> _Exercise directions_
Answer with the number of lines in the listing below that contain the word "Flow", and nothing else.

> _Dataset excerpts_

** BEGIN **

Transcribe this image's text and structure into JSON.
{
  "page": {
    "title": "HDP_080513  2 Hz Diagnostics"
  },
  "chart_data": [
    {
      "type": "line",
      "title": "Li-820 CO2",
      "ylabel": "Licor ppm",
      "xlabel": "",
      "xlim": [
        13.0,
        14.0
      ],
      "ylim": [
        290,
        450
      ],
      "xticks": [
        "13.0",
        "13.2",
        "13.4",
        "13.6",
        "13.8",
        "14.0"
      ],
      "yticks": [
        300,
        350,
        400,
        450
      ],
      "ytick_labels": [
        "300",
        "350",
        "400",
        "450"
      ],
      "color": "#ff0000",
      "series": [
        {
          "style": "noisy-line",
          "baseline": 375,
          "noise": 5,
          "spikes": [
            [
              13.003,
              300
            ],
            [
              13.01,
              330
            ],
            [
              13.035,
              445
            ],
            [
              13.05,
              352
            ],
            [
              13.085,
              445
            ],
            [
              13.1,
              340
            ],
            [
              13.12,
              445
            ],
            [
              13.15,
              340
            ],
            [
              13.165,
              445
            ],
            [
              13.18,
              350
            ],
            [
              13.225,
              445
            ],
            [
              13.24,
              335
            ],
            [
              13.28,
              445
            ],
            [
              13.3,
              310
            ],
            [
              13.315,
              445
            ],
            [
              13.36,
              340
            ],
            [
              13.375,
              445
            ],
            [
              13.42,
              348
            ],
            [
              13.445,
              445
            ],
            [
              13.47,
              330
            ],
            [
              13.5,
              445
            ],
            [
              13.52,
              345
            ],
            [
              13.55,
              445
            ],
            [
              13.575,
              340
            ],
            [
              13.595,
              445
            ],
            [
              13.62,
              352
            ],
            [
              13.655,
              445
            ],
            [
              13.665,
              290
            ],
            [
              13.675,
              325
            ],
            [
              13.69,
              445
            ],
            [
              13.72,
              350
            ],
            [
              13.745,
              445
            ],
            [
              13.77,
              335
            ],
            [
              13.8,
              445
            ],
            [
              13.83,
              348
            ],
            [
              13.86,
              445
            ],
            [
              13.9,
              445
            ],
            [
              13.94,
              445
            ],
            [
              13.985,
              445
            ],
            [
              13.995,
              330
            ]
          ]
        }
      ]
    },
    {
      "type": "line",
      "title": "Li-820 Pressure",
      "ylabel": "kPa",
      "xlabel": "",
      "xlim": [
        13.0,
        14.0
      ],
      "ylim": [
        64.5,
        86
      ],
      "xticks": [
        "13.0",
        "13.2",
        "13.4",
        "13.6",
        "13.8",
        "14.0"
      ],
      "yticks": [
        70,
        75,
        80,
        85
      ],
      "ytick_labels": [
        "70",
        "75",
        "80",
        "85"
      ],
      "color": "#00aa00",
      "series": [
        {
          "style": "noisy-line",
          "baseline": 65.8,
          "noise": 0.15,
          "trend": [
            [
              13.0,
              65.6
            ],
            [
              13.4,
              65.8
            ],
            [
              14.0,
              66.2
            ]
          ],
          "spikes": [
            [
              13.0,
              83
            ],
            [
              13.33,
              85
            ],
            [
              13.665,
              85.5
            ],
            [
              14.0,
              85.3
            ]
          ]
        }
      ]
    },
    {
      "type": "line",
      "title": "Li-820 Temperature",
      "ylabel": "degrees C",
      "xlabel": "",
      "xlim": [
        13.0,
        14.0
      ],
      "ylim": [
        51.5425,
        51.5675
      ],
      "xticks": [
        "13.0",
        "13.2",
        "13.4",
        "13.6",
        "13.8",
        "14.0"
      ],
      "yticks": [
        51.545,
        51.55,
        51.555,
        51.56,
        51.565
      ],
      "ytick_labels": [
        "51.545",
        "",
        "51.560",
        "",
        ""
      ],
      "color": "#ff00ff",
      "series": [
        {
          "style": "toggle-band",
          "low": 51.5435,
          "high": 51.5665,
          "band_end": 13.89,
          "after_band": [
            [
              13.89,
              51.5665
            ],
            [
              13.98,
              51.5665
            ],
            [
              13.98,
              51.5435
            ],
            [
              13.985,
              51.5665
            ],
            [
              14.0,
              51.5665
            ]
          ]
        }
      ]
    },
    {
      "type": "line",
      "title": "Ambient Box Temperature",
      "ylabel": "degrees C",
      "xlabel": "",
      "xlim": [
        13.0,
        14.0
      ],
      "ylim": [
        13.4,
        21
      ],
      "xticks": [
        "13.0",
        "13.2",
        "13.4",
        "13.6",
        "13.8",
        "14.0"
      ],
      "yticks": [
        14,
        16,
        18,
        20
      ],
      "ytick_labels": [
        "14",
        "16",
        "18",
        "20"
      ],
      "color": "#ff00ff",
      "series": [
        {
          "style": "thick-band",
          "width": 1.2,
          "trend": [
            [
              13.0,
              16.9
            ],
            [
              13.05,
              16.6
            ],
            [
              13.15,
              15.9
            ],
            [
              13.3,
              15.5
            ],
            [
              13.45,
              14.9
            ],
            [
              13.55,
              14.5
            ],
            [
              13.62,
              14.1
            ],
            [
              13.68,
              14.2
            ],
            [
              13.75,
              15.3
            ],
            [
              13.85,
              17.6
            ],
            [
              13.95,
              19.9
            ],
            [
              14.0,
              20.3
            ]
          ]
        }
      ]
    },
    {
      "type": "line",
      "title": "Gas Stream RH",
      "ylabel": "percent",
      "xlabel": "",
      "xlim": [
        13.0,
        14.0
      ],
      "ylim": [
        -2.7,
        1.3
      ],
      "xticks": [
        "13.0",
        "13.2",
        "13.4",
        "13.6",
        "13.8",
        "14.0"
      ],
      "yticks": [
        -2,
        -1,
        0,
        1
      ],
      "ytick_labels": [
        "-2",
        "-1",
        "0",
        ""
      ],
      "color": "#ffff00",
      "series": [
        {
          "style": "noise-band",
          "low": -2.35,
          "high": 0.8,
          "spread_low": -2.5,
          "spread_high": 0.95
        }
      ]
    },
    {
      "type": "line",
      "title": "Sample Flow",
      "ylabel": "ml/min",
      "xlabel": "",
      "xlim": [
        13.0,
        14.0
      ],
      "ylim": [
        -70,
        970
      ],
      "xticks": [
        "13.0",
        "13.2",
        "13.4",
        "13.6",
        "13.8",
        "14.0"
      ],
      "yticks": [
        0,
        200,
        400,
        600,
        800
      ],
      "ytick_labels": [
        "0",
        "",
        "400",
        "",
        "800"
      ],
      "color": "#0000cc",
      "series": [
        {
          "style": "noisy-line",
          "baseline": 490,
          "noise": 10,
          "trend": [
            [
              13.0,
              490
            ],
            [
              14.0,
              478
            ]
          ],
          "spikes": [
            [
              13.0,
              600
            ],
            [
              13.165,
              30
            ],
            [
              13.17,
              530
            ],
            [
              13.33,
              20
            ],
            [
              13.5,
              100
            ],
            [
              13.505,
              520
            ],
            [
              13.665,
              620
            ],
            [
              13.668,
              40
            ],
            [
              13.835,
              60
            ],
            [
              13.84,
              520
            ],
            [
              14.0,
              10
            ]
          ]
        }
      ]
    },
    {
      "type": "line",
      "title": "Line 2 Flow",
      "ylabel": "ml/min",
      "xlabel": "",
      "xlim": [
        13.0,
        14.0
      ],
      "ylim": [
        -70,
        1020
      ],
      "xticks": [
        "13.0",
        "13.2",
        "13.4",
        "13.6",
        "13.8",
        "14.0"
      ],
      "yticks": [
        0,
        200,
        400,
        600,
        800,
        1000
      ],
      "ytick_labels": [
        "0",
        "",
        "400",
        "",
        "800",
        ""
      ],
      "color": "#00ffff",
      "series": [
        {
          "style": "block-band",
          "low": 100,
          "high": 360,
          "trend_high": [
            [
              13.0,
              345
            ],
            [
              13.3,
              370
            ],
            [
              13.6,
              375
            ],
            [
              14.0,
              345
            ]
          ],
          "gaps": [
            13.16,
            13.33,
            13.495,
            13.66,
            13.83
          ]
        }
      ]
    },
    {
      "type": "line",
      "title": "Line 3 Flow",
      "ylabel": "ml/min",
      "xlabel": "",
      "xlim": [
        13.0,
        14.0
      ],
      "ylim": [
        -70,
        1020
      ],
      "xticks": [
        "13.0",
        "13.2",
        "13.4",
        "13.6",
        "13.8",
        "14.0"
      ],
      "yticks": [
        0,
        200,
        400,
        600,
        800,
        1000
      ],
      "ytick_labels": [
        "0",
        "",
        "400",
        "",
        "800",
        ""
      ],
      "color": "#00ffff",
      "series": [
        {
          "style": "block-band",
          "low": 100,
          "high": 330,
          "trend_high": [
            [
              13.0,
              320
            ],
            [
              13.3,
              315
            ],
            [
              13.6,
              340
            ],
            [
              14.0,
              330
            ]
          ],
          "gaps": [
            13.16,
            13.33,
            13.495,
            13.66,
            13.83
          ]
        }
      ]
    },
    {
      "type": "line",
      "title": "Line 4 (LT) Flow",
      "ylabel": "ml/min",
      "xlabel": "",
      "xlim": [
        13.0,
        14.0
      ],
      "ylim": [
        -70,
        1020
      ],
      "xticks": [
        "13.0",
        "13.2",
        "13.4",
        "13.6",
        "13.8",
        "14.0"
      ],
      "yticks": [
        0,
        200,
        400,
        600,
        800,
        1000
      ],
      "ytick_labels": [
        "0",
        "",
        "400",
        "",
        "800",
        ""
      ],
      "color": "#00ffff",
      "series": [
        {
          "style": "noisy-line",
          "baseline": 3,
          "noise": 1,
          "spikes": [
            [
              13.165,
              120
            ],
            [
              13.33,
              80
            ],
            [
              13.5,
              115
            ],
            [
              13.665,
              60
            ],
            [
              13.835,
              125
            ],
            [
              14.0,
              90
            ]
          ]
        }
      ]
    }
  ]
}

** END **

> _Final result_
4